◆ What is being asked ◆
Search the data below for the string "ylabel". Extract every line that contains it.

◆ Entries supplied ◆
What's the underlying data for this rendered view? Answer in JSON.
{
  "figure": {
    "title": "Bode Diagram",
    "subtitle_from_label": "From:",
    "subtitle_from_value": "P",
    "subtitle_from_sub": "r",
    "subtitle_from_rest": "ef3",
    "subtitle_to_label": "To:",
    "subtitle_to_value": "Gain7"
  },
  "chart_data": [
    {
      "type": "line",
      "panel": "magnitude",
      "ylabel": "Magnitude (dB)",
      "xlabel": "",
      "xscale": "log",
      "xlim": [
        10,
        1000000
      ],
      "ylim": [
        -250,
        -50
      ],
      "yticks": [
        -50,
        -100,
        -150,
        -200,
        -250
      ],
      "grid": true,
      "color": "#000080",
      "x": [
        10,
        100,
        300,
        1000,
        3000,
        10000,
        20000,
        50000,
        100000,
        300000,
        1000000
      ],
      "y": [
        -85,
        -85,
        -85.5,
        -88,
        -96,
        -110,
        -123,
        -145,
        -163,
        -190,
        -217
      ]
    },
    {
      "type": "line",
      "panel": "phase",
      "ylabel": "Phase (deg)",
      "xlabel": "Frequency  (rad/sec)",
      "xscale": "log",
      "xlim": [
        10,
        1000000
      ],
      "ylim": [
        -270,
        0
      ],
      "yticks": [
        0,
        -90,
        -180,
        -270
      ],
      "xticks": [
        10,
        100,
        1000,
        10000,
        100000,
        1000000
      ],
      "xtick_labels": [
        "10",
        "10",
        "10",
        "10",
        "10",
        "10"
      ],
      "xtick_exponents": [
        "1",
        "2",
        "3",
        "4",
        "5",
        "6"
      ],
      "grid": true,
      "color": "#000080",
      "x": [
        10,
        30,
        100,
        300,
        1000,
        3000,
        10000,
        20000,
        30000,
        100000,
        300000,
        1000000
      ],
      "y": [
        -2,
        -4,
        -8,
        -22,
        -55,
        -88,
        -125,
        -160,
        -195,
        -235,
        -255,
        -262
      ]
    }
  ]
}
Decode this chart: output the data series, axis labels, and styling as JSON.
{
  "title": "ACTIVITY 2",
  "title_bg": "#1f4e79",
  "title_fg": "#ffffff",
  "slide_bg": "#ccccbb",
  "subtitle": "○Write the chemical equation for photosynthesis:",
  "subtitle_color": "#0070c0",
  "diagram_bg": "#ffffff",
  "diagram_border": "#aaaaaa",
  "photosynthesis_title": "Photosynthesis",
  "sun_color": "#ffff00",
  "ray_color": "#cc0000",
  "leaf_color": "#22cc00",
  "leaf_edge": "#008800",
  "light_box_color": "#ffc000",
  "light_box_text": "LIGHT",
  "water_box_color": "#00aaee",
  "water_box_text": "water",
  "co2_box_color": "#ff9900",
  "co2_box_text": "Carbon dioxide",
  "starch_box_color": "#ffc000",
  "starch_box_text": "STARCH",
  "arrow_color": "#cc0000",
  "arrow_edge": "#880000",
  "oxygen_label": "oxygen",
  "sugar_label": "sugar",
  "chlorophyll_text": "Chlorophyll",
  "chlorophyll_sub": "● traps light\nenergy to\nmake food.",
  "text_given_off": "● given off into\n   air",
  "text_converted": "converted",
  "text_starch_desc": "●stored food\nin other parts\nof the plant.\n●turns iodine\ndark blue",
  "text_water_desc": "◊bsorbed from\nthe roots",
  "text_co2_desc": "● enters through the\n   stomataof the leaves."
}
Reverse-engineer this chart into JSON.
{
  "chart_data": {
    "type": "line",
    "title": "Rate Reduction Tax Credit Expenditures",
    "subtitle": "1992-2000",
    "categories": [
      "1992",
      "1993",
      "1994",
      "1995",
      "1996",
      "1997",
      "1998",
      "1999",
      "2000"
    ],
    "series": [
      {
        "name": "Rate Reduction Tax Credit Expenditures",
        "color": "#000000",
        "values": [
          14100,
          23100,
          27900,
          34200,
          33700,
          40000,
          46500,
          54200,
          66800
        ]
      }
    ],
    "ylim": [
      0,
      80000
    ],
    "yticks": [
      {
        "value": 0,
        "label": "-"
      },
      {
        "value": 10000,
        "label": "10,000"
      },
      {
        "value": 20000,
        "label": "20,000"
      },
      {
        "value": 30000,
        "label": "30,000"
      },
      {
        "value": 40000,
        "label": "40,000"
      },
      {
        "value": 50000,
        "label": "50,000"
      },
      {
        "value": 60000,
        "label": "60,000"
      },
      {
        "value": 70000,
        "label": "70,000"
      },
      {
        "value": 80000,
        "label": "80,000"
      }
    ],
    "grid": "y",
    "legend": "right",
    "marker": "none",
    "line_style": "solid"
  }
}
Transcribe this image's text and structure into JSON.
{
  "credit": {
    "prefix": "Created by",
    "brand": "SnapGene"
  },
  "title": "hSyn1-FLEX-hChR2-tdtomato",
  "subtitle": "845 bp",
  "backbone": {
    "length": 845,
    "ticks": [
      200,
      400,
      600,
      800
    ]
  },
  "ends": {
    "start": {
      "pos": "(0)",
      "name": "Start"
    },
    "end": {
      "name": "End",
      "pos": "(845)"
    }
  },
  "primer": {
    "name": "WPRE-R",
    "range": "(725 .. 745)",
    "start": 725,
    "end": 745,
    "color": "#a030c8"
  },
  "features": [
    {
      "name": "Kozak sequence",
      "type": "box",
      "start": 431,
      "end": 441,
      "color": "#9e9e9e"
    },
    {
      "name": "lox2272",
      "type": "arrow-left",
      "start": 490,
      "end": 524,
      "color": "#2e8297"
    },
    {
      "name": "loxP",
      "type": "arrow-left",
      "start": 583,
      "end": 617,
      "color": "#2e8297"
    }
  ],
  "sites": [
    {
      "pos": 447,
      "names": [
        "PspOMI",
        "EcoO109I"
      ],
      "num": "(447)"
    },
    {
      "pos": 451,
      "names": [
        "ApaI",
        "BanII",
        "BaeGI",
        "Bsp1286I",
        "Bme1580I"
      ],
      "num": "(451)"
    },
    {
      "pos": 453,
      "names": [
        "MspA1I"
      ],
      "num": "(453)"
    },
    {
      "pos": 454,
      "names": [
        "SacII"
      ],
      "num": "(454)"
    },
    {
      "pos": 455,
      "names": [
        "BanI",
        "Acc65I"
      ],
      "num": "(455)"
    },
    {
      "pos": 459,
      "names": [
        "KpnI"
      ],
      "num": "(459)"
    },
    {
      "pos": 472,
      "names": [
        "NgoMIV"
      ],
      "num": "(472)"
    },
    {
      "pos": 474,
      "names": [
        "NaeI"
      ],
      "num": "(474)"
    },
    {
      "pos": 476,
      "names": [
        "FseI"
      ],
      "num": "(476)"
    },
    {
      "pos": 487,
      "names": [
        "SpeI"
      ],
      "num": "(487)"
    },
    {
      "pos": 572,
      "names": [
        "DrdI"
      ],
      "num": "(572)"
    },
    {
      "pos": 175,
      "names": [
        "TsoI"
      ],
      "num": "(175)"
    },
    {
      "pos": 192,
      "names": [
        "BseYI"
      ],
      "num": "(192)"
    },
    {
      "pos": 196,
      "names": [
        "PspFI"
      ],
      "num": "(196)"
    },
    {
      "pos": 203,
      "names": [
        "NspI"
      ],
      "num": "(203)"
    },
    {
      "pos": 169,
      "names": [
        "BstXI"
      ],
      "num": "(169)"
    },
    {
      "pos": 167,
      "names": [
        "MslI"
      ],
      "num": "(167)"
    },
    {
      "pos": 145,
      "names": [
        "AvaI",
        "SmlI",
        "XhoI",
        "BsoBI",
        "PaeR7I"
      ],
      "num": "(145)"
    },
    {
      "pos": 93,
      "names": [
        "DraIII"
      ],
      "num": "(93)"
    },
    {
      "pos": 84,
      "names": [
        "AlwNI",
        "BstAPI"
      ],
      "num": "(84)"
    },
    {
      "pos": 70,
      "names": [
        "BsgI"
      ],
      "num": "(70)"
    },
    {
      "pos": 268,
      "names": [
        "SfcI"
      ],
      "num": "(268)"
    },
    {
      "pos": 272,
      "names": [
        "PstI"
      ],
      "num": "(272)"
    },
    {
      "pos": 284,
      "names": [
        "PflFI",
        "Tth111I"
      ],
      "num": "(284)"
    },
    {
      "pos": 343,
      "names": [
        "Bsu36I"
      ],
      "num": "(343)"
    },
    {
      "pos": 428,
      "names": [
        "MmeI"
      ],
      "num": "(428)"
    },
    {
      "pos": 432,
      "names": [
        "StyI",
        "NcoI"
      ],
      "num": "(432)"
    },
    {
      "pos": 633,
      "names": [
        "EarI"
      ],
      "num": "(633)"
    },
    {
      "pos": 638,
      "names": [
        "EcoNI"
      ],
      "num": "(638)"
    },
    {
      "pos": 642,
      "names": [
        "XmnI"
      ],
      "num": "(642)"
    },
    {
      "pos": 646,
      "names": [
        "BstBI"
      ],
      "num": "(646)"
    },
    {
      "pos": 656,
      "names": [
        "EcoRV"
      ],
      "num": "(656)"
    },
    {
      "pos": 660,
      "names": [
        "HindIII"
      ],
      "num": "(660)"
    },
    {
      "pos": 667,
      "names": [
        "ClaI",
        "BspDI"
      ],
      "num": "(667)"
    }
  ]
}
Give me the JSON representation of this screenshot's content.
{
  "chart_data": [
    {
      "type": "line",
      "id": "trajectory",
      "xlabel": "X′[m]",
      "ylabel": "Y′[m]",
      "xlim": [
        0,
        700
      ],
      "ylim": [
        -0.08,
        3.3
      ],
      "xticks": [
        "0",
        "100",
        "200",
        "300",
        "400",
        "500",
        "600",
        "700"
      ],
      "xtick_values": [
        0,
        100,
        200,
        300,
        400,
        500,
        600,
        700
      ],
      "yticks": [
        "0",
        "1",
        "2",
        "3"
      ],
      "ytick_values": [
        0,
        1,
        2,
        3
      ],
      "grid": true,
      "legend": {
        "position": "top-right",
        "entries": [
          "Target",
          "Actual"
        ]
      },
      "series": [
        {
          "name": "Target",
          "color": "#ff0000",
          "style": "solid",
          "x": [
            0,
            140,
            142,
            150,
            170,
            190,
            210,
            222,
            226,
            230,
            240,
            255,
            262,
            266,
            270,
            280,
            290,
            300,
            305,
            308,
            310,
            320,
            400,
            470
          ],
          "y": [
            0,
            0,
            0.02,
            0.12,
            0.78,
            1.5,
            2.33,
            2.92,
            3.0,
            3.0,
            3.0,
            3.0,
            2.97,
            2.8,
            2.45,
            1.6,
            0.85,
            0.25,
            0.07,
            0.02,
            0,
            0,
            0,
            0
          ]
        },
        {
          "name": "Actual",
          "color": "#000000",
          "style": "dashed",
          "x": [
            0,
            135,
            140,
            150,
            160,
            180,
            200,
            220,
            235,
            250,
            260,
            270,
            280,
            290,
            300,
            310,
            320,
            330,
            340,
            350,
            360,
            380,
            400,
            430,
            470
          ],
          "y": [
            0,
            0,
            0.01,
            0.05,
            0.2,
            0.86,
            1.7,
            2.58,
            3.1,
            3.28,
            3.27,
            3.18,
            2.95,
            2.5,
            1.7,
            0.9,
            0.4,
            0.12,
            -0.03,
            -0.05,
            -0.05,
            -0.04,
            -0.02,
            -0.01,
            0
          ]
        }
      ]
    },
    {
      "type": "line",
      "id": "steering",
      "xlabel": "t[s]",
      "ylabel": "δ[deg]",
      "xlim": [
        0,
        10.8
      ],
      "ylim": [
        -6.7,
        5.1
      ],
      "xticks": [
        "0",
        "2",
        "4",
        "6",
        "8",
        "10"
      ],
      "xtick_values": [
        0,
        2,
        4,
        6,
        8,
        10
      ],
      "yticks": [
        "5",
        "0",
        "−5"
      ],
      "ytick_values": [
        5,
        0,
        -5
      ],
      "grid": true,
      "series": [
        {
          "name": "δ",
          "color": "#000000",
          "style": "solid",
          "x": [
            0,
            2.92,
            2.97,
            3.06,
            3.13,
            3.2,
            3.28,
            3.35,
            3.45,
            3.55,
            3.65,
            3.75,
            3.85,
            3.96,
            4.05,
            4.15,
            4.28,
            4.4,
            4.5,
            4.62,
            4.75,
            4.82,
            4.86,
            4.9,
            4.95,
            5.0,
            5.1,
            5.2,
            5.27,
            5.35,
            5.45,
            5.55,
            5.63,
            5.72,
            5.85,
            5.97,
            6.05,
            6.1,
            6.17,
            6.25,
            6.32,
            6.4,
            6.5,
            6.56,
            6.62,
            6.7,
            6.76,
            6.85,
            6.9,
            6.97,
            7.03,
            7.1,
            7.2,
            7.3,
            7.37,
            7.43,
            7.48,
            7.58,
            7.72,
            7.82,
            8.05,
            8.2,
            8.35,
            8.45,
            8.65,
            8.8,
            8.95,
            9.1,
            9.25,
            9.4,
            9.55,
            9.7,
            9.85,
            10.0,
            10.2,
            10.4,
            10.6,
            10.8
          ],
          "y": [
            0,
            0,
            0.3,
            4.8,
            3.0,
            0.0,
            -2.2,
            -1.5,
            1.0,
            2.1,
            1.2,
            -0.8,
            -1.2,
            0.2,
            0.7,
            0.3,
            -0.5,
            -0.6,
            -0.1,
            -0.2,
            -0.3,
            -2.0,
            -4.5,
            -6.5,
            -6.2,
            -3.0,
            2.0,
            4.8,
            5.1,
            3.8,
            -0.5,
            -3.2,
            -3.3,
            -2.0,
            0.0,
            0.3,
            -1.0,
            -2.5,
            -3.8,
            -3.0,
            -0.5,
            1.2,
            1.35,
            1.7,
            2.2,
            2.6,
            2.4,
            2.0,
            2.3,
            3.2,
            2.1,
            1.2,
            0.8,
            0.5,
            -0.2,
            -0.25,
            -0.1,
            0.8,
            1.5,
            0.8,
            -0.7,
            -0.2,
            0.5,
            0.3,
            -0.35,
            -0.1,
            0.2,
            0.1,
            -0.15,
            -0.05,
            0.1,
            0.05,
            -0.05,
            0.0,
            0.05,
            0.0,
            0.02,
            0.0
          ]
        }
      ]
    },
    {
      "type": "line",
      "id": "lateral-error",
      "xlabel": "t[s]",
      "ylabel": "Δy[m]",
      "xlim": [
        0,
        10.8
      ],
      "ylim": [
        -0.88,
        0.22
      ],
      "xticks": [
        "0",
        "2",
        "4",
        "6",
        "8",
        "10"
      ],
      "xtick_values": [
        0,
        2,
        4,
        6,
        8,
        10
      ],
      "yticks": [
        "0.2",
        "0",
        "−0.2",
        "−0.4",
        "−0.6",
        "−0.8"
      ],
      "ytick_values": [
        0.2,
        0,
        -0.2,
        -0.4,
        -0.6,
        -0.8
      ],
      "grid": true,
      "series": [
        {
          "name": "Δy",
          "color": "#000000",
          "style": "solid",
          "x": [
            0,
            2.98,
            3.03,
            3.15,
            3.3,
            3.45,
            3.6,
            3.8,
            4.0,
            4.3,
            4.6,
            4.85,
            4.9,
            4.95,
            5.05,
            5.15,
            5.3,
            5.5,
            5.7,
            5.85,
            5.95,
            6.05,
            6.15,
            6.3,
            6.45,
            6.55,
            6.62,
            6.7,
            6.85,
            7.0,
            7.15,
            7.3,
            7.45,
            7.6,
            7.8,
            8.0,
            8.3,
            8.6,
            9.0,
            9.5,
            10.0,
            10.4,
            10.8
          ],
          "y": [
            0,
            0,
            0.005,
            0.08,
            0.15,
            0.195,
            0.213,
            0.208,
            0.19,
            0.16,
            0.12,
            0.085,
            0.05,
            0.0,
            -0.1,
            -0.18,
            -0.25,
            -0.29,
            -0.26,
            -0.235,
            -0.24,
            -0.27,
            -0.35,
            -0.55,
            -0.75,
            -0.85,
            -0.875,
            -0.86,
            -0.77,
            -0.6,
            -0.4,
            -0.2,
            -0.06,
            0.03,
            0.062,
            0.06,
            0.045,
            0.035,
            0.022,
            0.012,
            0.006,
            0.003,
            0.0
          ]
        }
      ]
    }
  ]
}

◆ Task output ◆
      "ylabel": "Magnitude (dB)",
      "ylabel": "Phase (deg)",
      "ylabel": "Y′[m]",
      "ylabel": "δ[deg]",
      "ylabel": "Δy[m]",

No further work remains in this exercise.